* _Aim_
Can you give all the records again without altering a single character?

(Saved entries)
|---|

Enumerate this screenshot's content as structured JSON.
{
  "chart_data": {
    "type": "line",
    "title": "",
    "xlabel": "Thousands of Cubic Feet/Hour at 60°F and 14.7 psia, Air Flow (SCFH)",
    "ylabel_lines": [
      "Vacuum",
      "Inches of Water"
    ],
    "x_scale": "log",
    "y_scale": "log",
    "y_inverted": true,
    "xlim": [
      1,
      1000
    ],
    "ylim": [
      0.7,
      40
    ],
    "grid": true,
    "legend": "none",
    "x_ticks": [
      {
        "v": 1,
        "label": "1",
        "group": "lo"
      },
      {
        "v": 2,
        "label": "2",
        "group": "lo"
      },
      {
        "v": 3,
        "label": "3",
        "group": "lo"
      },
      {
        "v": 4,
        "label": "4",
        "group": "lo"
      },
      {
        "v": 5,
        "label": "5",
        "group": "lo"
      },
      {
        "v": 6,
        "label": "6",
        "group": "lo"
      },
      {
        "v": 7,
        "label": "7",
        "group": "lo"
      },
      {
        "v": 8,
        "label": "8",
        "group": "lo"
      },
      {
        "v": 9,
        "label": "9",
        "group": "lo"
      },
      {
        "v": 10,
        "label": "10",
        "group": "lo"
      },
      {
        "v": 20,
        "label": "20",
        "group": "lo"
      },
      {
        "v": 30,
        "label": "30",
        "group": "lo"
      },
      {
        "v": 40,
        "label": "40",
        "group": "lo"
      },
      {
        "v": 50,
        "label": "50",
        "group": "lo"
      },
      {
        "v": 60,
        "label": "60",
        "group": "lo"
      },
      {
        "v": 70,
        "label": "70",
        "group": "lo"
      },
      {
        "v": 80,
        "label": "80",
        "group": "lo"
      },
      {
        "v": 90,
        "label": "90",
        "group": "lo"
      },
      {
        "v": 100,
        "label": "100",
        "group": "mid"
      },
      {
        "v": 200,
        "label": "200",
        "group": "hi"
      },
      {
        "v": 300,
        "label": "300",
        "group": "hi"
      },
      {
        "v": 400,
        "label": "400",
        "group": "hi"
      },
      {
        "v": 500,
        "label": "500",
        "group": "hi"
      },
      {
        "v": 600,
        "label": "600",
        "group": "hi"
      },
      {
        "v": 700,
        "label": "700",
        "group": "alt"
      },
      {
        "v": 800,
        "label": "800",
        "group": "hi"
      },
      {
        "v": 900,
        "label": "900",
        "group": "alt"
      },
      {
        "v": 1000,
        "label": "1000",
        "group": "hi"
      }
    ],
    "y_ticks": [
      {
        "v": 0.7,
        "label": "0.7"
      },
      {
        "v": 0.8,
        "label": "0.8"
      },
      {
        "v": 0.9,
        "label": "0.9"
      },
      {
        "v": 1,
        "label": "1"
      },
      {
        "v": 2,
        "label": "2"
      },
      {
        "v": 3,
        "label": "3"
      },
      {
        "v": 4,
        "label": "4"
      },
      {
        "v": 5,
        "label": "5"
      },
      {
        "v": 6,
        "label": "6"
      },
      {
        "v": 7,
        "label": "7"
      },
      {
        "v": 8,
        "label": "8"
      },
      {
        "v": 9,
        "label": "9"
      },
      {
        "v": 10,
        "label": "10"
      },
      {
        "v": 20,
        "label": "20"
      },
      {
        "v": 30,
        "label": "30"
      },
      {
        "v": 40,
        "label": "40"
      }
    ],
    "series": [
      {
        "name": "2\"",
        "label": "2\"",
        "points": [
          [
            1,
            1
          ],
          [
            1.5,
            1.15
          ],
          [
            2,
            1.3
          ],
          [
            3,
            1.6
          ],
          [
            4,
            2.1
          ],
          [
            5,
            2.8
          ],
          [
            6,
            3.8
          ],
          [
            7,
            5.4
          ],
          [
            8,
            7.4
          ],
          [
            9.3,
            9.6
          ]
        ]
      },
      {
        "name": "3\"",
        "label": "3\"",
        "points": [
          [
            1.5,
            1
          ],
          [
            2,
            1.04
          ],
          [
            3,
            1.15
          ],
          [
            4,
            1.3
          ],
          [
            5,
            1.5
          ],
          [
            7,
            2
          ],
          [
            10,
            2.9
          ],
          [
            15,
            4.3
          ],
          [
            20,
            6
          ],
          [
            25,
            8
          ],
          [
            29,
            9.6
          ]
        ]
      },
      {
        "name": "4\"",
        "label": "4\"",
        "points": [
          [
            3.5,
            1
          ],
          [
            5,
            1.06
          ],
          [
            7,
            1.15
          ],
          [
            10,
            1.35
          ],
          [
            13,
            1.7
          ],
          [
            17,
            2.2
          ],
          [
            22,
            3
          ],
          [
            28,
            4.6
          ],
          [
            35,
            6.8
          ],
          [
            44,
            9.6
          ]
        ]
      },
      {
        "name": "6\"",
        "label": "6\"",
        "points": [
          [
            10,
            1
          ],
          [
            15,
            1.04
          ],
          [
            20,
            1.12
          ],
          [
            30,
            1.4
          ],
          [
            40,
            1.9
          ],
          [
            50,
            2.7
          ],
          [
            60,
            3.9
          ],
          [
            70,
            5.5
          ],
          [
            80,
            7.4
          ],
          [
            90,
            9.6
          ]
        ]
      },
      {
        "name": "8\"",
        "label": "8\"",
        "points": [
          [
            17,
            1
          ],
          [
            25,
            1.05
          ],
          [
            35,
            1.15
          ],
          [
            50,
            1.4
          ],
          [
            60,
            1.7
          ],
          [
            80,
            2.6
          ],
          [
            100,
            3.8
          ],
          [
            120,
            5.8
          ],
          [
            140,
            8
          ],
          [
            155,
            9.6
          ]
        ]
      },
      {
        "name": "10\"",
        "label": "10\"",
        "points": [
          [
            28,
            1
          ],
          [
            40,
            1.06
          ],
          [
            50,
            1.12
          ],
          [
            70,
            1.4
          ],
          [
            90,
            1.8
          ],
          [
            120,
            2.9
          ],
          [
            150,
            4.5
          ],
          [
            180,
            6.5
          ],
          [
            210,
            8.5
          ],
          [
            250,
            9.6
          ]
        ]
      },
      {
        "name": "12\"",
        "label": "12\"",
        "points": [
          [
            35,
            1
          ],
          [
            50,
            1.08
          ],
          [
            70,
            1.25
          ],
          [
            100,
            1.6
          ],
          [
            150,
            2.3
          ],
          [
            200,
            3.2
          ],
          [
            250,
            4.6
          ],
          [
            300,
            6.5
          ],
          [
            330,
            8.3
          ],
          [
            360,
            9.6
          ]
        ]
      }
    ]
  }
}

|---|

* _In response_
Enumerate this screenshot's content as structured JSON.
{
  "chart_data": {
    "type": "line",
    "title": "",
    "xlabel": "Thousands of Cubic Feet/Hour at 60°F and 14.7 psia, Air Flow (SCFH)",
    "ylabel_lines": [
      "Vacuum",
      "Inches of Water"
    ],
    "x_scale": "log",
    "y_scale": "log",
    "y_inverted": true,
    "xlim": [
      1,
      1000
    ],
    "ylim": [
      0.7,
      40
    ],
    "grid": true,
    "legend": "none",
    "x_ticks": [
      {
        "v": 1,
        "label": "1",
        "group": "lo"
      },
      {
        "v": 2,
        "label": "2",
        "group": "lo"
      },
      {
        "v": 3,
        "label": "3",
        "group": "lo"
      },
      {
        "v": 4,
        "label": "4",
        "group": "lo"
      },
      {
        "v": 5,
        "label": "5",
        "group": "lo"
      },
      {
        "v": 6,
        "label": "6",
        "group": "lo"
      },
      {
        "v": 7,
        "label": "7",
        "group": "lo"
      },
      {
        "v": 8,
        "label": "8",
        "group": "lo"
      },
      {
        "v": 9,
        "label": "9",
        "group": "lo"
      },
      {
        "v": 10,
        "label": "10",
        "group": "lo"
      },
      {
        "v": 20,
        "label": "20",
        "group": "lo"
      },
      {
        "v": 30,
        "label": "30",
        "group": "lo"
      },
      {
        "v": 40,
        "label": "40",
        "group": "lo"
      },
      {
        "v": 50,
        "label": "50",
        "group": "lo"
      },
      {
        "v": 60,
        "label": "60",
        "group": "lo"
      },
      {
        "v": 70,
        "label": "70",
        "group": "lo"
      },
      {
        "v": 80,
        "label": "80",
        "group": "lo"
      },
      {
        "v": 90,
        "label": "90",
        "group": "lo"
      },
      {
        "v": 100,
        "label": "100",
        "group": "mid"
      },
      {
        "v": 200,
        "label": "200",
        "group": "hi"
      },
      {
        "v": 300,
        "label": "300",
        "group": "hi"
      },
      {
        "v": 400,
        "label": "400",
        "group": "hi"
      },
      {
        "v": 500,
        "label": "500",
        "group": "hi"
      },
      {
        "v": 600,
        "label": "600",
        "group": "hi"
      },
      {
        "v": 700,
        "label": "700",
        "group": "alt"
      },
      {
        "v": 800,
        "label": "800",
        "group": "hi"
      },
      {
        "v": 900,
        "label": "900",
        "group": "alt"
      },
      {
        "v": 1000,
        "label": "1000",
        "group": "hi"
      }
    ],
    "y_ticks": [
      {
        "v": 0.7,
        "label": "0.7"
      },
      {
        "v": 0.8,
        "label": "0.8"
      },
      {
        "v": 0.9,
        "label": "0.9"
      },
      {
        "v": 1,
        "label": "1"
      },
      {
        "v": 2,
        "label": "2"
      },
      {
        "v": 3,
        "label": "3"
      },
      {
        "v": 4,
        "label": "4"
      },
      {
        "v": 5,
        "label": "5"
      },
      {
        "v": 6,
        "label": "6"
      },
      {
        "v": 7,
        "label": "7"
      },
      {
        "v": 8,
        "label": "8"
      },
      {
        "v": 9,
        "label": "9"
      },
      {
        "v": 10,
        "label": "10"
      },
      {
        "v": 20,
        "label": "20"
      },
      {
        "v": 30,
        "label": "30"
      },
      {
        "v": 40,
        "label": "40"
      }
    ],
    "series": [
      {
        "name": "2\"",
        "label": "2\"",
        "points": [
          [
            1,
            1
          ],
          [
            1.5,
            1.15
          ],
          [
            2,
            1.3
          ],
          [
            3,
            1.6
          ],
          [
            4,
            2.1
          ],
          [
            5,
            2.8
          ],
          [
            6,
            3.8
          ],
          [
            7,
            5.4
          ],
          [
            8,
            7.4
          ],
          [
            9.3,
            9.6
          ]
        ]
      },
      {
        "name": "3\"",
        "label": "3\"",
        "points": [
          [
            1.5,
            1
          ],
          [
            2,
            1.04
          ],
          [
            3,
            1.15
          ],
          [
            4,
            1.3
          ],
          [
            5,
            1.5
          ],
          [
            7,
            2
          ],
          [
            10,
            2.9
          ],
          [
            15,
            4.3
          ],
          [
            20,
            6
          ],
          [
            25,
            8
          ],
          [
            29,
            9.6
          ]
        ]
      },
      {
        "name": "4\"",
        "label": "4\"",
        "points": [
          [
            3.5,
            1
          ],
          [
            5,
            1.06
          ],
          [
            7,
            1.15
          ],
          [
            10,
            1.35
          ],
          [
            13,
            1.7
          ],
          [
            17,
            2.2
          ],
          [
            22,
            3
          ],
          [
            28,
            4.6
          ],
          [
            35,
            6.8
          ],
          [
            44,
            9.6
          ]
        ]
      },
      {
        "name": "6\"",
        "label": "6\"",
        "points": [
          [
            10,
            1
          ],
          [
            15,
            1.04
          ],
          [
            20,
            1.12
          ],
          [
            30,
            1.4
          ],
          [
            40,
            1.9
          ],
          [
            50,
            2.7
          ],
          [
            60,
            3.9
          ],
          [
            70,
            5.5
          ],
          [
            80,
            7.4
          ],
          [
            90,
            9.6
          ]
        ]
      },
      {
        "name": "8\"",
        "label": "8\"",
        "points": [
          [
            17,
            1
          ],
          [
            25,
            1.05
          ],
          [
            35,
            1.15
          ],
          [
            50,
            1.4
          ],
          [
            60,
            1.7
          ],
          [
            80,
            2.6
          ],
          [
            100,
            3.8
          ],
          [
            120,
            5.8
          ],
          [
            140,
            8
          ],
          [
            155,
            9.6
          ]
        ]
      },
      {
        "name": "10\"",
        "label": "10\"",
        "points": [
          [
            28,
            1
          ],
          [
            40,
            1.06
          ],
          [
            50,
            1.12
          ],
          [
            70,
            1.4
          ],
          [
            90,
            1.8
          ],
          [
            120,
            2.9
          ],
          [
            150,
            4.5
          ],
          [
            180,
            6.5
          ],
          [
            210,
            8.5
          ],
          [
            250,
            9.6
          ]
        ]
      },
      {
        "name": "12\"",
        "label": "12\"",
        "points": [
          [
            35,
            1
          ],
          [
            50,
            1.08
          ],
          [
            70,
            1.25
          ],
          [
            100,
            1.6
          ],
          [
            150,
            2.3
          ],
          [
            200,
            3.2
          ],
          [
            250,
            4.6
          ],
          [
            300,
            6.5
          ],
          [
            330,
            8.3
          ],
          [
            360,
            9.6
          ]
        ]
      }
    ]
  }
}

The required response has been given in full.